Task to carry out:
Every line in the data below that holds "Biology" should be found and copied.

*** Supplied records Section Begins ***

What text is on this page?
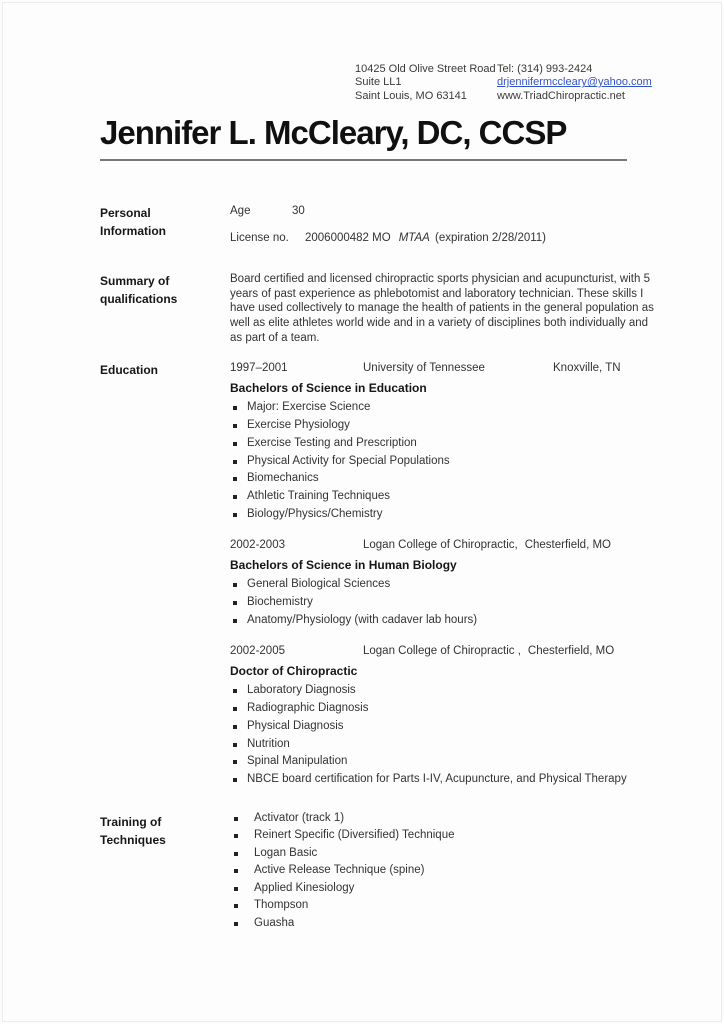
10425 Old Olive Street Road
Suite LL1
Saint Louis, MO 63141
Tel: (314) 993-2424
drjennifermccleary@yahoo.com
www.TriadChiropractic.net
Jennifer L. McCleary, DC, CCSP
Personal
Information
Age	30
License no.	2006000482 MO MTAA (expiration 2/28/2011)
Summary of
qualifications

Board certified and licensed chiropractic sports physician and acupuncturist, with 5 years of past experience as phlebotomist and laboratory technician. These skills I have used collectively to manage the health of patients in the general population as well as elite athletes world wide and in a variety of disciplines both individually and as part of a team.

Education	1997–2001	University of Tennessee	Knoxville, TN
Bachelors of Science in Education
Major: Exercise Science
Exercise Physiology
Exercise Testing and Prescription
Physical Activity for Special Populations
Biomechanics
Athletic Training Techniques
Biology/Physics/Chemistry
2002-2003	Logan College of Chiropractic, Chesterfield, MO
Bachelors of Science in Human Biology
General Biological Sciences
Biochemistry
Anatomy/Physiology (with cadaver lab hours)
2002-2005	Logan College of Chiropractic , Chesterfield, MO
Doctor of Chiropractic
Laboratory Diagnosis
Radiographic Diagnosis
Physical Diagnosis
Nutrition
Spinal Manipulation
NBCE board certification for Parts I-IV, Acupuncture, and Physical Therapy
Training of
Techniques
Activator (track 1)
Reinert Specific (Diversified) Technique
Logan Basic
Active Release Technique (spine)
Applied Kinesiology
Thompson
Guasha
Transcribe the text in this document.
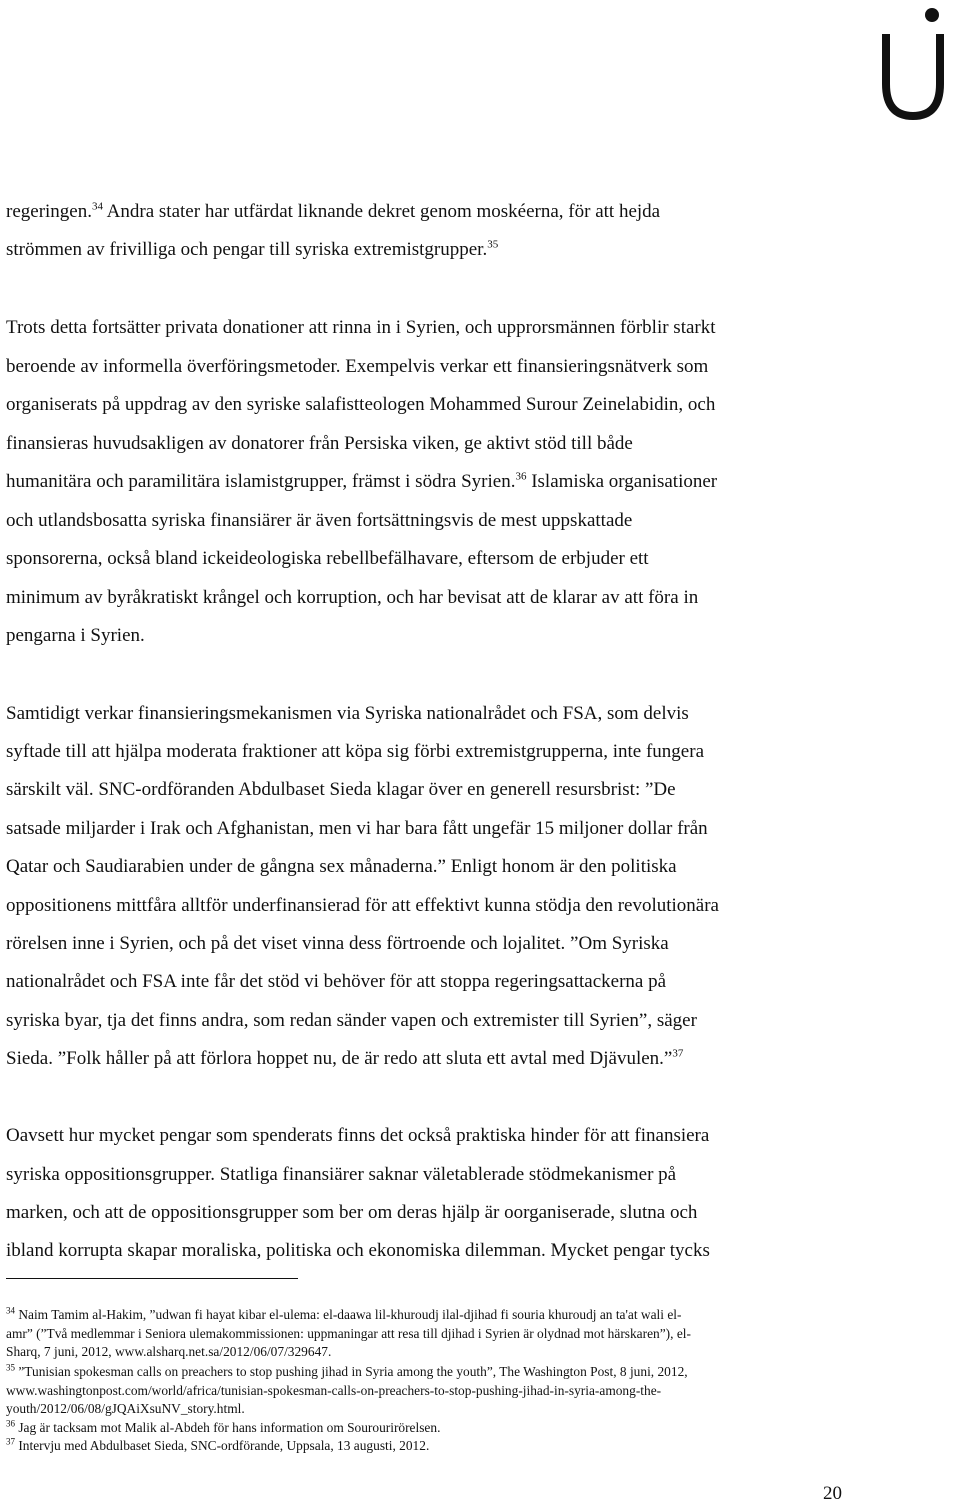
regeringen.$^{34}$ Andra stater har utfärdat liknande dekret genom moskéerna, för att hejda
strömmen av frivilliga och pengar till syriska extremistgrupper.$^{35}$
Trots detta fortsätter privata donationer att rinna in i Syrien, och upprorsmännen förblir starkt
beroende av informella överföringsmetoder. Exempelvis verkar ett finansieringsnätverk som
organiserats på uppdrag av den syriske salafistteologen Mohammed Surour Zeinelabidin, och
finansieras huvudsakligen av donatorer från Persiska viken, ge aktivt stöd till både
humanitära och paramilitära islamistgrupper, främst i södra Syrien.$^{36}$ Islamiska organisationer
och utlandsbosatta syriska finansiärer är även fortsättningsvis de mest uppskattade
sponsorerna, också bland ickeideologiska rebellbefälhavare, eftersom de erbjuder ett
minimum av byråkratiskt krångel och korruption, och har bevisat att de klarar av att föra in
pengarna i Syrien.
Samtidigt verkar finansieringsmekanismen via Syriska nationalrådet och FSA, som delvis
syftade till att hjälpa moderata fraktioner att köpa sig förbi extremistgrupperna, inte fungera
särskilt väl. SNC-ordföranden Abdulbaset Sieda klagar över en generell resursbrist: ”De
satsade miljarder i Irak och Afghanistan, men vi har bara fått ungefär 15 miljoner dollar från
Qatar och Saudiarabien under de gångna sex månaderna.” Enligt honom är den politiska
oppositionens mittfåra alltför underfinansierad för att effektivt kunna stödja den revolutionära
rörelsen inne i Syrien, och på det viset vinna dess förtroende och lojalitet. ”Om Syriska
nationalrådet och FSA inte får det stöd vi behöver för att stoppa regeringsattackerna på
syriska byar, tja det finns andra, som redan sänder vapen och extremister till Syrien”, säger
Sieda. ”Folk håller på att förlora hoppet nu, de är redo att sluta ett avtal med Djävulen.”$^{37}$
Oavsett hur mycket pengar som spenderats finns det också praktiska hinder för att finansiera
syriska oppositionsgrupper. Statliga finansiärer saknar väletablerade stödmekanismer på
marken, och att de oppositionsgrupper som ber om deras hjälp är oorganiserade, slutna och
ibland korrupta skapar moraliska, politiska och ekonomiska dilemman. Mycket pengar tycks
$^{34}$ Naim Tamim al-Hakim, ”udwan fi hayat kibar el-ulema: el-daawa lil-khuroudj ilal-djihad fi souria khuroudj an ta'at wali el-
amr” (”Två medlemmar i Seniora ulemakommissionen: uppmaningar att resa till djihad i Syrien är olydnad mot härskaren”), el-
Sharq, 7 juni, 2012, www.alsharq.net.sa/2012/06/07/329647.
$^{35}$ ”Tunisian spokesman calls on preachers to stop pushing jihad in Syria among the youth”, The Washington Post, 8 juni, 2012,
www.washingtonpost.com/world/africa/tunisian-spokesman-calls-on-preachers-to-stop-pushing-jihad-in-syria-among-the-
youth/2012/06/08/gJQAiXsuNV_story.html.
$^{36}$ Jag är tacksam mot Malik al-Abdeh för hans information om Sourourirörelsen.
$^{37}$ Intervju med Abdulbaset Sieda, SNC-ordförande, Uppsala, 13 augusti, 2012.
20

*** Supplied records Section Ends ***

Response:
Biology/Physics/Chemistry
Bachelors of Science in Human Biology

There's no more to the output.